▸ **Problem statement**:
Hunt for the word "zlarning" across the entries below, copying each line that holds it.

▸ **Supplied information**:
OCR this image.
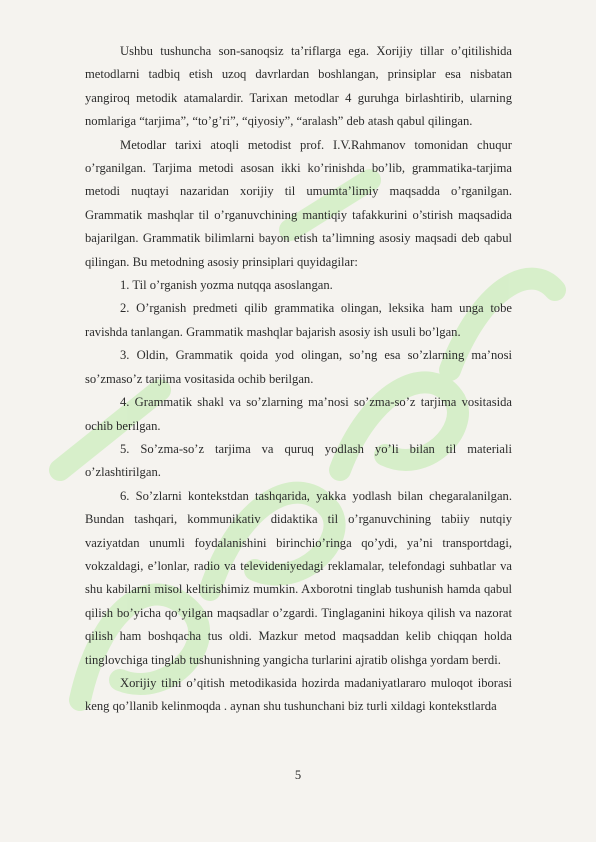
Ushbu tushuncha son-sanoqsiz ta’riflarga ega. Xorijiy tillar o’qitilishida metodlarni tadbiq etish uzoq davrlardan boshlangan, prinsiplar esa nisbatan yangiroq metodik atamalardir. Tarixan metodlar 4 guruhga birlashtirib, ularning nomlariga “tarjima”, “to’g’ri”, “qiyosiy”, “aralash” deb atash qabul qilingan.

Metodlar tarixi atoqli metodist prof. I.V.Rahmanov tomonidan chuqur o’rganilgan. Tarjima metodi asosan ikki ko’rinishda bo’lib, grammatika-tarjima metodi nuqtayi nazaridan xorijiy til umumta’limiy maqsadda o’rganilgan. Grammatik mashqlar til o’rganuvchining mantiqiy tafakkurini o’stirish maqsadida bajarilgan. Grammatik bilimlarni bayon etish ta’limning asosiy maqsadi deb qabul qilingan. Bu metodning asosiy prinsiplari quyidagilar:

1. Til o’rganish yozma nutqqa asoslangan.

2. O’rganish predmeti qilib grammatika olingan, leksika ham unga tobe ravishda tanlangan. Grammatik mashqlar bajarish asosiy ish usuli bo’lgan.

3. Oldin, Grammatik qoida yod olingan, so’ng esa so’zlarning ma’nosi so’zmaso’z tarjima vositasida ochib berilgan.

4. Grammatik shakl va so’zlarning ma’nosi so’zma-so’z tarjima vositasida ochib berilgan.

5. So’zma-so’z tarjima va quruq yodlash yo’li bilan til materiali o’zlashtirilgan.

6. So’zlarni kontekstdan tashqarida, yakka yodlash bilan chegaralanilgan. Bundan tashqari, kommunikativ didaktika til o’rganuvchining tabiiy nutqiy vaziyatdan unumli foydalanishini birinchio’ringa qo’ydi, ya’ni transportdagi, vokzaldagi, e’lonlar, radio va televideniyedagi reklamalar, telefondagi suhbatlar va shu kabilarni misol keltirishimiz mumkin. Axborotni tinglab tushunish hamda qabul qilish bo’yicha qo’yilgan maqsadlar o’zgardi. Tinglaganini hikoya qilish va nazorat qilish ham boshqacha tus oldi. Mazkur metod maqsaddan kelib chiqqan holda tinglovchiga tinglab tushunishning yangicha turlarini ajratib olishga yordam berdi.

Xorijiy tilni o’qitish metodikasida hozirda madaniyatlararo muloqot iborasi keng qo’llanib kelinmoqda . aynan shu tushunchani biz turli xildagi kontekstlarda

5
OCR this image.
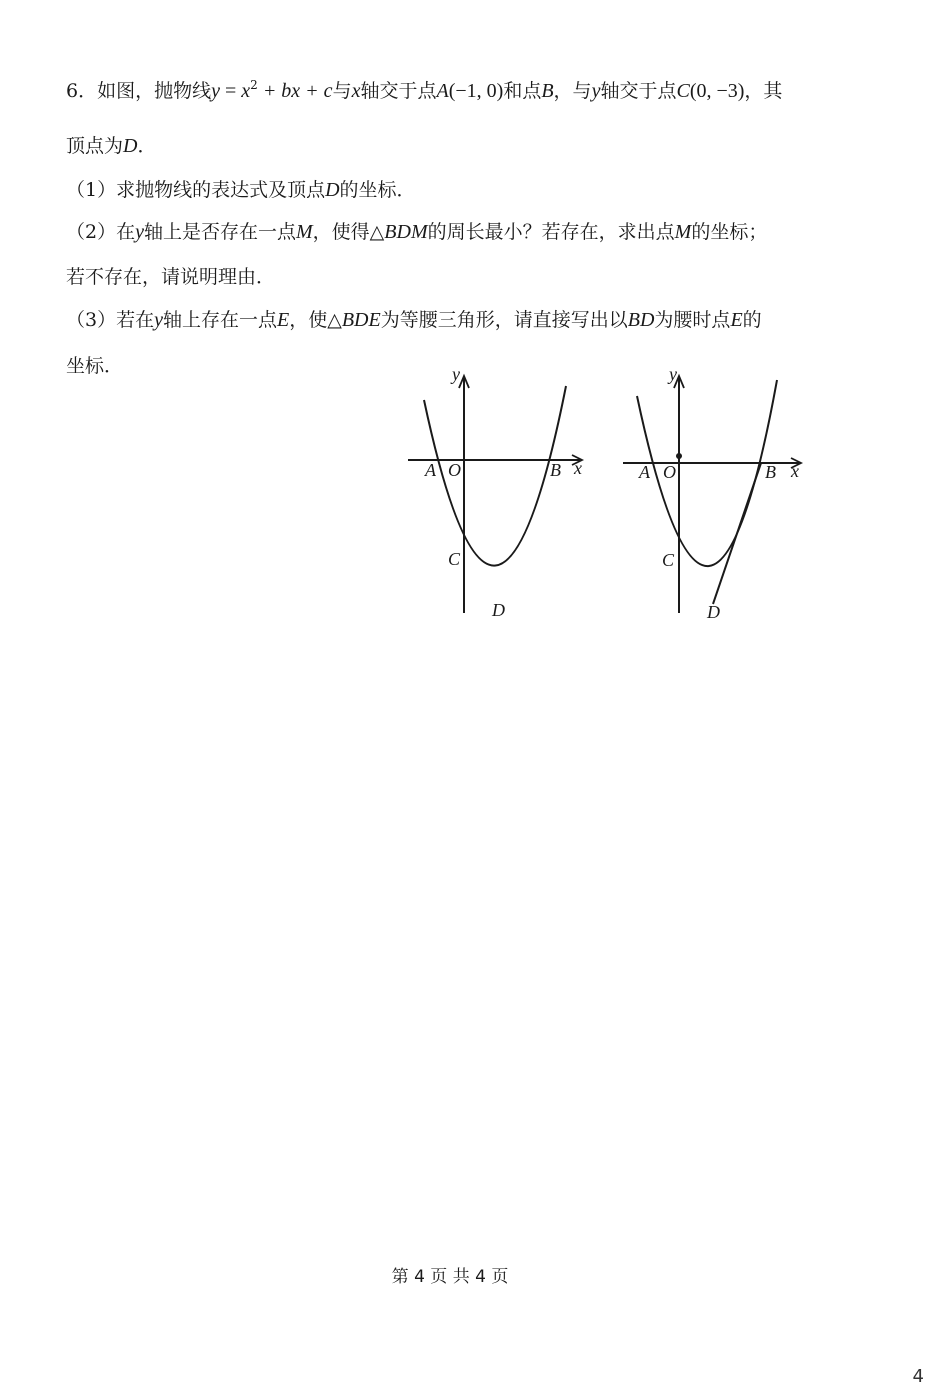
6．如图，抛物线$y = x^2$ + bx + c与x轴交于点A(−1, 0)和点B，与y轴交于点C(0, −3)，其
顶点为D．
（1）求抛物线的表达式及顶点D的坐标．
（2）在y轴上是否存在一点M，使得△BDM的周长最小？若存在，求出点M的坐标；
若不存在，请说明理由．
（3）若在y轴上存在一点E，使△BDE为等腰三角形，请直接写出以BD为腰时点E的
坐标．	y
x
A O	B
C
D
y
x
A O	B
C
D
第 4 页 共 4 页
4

▸ **Correct result**:
3. Oldin, Grammatik qoida yod olingan, so’ng esa so’zlarning ma’nosi so’zmaso’z tarjima vositasida ochib berilgan.
4. Grammatik shakl va so’zlarning ma’nosi so’zma-so’z tarjima vositasida ochib berilgan.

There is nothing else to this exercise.